**STATED TASK**
Scan the listing below and copy every line holding "your".

# START OF DATASET ENTRIES

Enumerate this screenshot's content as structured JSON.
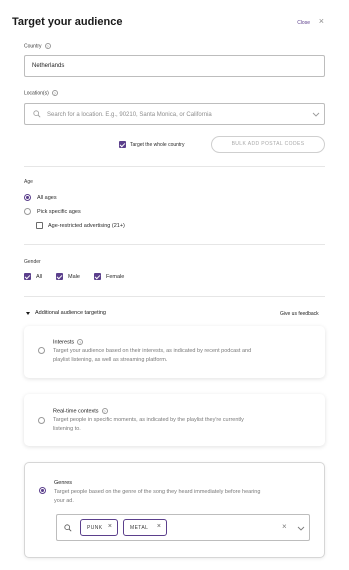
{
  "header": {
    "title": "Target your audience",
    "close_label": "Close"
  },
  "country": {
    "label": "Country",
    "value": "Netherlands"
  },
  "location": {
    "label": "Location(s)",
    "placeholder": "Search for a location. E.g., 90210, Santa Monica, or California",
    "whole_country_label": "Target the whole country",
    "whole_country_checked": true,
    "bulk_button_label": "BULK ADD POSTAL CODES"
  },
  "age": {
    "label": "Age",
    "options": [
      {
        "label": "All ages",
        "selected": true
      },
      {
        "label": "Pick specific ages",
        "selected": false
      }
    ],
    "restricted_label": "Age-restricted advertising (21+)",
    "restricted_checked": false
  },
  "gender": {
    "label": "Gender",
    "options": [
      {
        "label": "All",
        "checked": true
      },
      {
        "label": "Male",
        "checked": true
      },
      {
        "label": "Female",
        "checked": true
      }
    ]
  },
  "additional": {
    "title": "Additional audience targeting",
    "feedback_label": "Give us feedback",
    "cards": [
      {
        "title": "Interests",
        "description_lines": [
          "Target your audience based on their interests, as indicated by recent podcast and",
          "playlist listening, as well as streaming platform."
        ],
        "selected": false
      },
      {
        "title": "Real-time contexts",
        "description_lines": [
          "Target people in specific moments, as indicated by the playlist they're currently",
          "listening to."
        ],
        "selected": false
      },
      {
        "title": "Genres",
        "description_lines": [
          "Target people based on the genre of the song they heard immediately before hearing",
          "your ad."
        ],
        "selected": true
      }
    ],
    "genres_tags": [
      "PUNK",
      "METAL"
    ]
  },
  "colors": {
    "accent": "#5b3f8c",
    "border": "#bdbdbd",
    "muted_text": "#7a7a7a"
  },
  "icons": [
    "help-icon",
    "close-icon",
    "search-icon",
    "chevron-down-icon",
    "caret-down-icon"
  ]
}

# END OF DATASET ENTRIES

**ANSWER TO THIS PROBLEM**
    "title": "Target your audience",
          "Target your audience based on their interests, as indicated by recent podcast and",
          "your ad."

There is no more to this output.